> [Records to process]:
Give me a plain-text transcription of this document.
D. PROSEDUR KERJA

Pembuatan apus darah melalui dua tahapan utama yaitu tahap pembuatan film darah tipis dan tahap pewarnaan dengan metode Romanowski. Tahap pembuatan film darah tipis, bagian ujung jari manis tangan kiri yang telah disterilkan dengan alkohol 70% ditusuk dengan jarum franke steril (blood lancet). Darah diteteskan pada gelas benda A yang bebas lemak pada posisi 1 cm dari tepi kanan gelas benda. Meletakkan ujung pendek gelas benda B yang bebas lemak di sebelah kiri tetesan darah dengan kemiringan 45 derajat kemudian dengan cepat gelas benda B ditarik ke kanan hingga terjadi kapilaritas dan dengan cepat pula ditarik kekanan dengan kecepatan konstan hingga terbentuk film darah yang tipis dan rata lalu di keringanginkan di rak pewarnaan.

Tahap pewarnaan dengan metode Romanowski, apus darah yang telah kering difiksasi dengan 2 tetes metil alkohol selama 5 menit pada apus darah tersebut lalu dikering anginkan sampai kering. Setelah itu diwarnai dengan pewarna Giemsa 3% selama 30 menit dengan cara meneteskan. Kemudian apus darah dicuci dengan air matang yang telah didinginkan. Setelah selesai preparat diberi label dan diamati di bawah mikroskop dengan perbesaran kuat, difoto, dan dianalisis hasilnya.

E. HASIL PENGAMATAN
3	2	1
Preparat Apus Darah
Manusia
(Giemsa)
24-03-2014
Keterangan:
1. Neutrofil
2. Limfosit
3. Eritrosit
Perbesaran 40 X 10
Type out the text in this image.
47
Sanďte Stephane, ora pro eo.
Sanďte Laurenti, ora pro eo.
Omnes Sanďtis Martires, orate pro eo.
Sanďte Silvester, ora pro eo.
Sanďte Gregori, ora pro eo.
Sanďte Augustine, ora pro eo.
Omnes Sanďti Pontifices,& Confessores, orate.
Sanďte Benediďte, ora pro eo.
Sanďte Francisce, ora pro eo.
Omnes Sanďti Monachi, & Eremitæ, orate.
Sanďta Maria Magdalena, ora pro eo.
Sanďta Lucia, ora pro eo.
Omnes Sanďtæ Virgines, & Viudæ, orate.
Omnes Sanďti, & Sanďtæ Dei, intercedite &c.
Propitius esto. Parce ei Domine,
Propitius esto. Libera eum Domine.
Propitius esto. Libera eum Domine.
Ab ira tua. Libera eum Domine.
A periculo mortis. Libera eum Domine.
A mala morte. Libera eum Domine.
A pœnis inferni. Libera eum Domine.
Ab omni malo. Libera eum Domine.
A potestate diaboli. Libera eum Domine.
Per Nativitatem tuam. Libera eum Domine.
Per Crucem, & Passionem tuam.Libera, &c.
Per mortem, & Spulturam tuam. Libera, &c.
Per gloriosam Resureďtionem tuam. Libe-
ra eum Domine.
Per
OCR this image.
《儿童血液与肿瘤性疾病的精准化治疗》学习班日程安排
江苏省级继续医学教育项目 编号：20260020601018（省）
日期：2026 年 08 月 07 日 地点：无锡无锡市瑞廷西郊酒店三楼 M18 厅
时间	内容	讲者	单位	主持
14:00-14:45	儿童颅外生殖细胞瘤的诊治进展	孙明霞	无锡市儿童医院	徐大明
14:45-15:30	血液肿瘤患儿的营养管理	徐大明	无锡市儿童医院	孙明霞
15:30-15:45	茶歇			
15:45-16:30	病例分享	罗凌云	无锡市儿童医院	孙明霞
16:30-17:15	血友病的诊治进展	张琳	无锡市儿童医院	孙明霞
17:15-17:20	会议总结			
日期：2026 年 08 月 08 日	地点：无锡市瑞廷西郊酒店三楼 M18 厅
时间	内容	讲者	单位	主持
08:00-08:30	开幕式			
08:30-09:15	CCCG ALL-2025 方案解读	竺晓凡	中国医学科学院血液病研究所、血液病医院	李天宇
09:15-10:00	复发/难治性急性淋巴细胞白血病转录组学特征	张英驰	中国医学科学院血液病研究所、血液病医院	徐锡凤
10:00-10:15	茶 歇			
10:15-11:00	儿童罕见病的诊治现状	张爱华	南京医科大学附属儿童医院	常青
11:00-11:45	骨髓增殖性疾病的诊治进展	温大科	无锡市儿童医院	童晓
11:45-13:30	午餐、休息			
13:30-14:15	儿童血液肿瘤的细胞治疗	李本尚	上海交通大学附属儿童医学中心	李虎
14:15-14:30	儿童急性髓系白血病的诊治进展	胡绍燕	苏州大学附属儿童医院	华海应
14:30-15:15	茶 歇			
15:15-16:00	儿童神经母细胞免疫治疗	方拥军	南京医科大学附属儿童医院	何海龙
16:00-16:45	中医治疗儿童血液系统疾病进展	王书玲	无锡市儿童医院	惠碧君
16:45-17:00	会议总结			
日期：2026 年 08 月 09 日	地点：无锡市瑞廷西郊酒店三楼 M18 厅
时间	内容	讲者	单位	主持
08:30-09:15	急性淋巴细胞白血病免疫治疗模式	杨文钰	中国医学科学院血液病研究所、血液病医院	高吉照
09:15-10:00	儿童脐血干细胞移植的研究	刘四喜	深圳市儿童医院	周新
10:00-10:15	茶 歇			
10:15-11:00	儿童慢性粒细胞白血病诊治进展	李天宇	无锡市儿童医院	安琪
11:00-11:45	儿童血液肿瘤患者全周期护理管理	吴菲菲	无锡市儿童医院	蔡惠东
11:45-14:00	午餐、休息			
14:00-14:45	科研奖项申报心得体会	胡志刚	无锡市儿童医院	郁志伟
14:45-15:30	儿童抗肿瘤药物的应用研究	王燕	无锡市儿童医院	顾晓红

> [Job]: Search the data for "orate". Copy every line that has it.

> [Written answer]:
Omnes Sanďtis Martires, orate pro eo.
Omnes Sanďti Pontifices,& Confessores, orate.
Omnes Sanďti Monachi, & Eremitæ, orate.
Omnes Sanďtæ Virgines, & Viudæ, orate.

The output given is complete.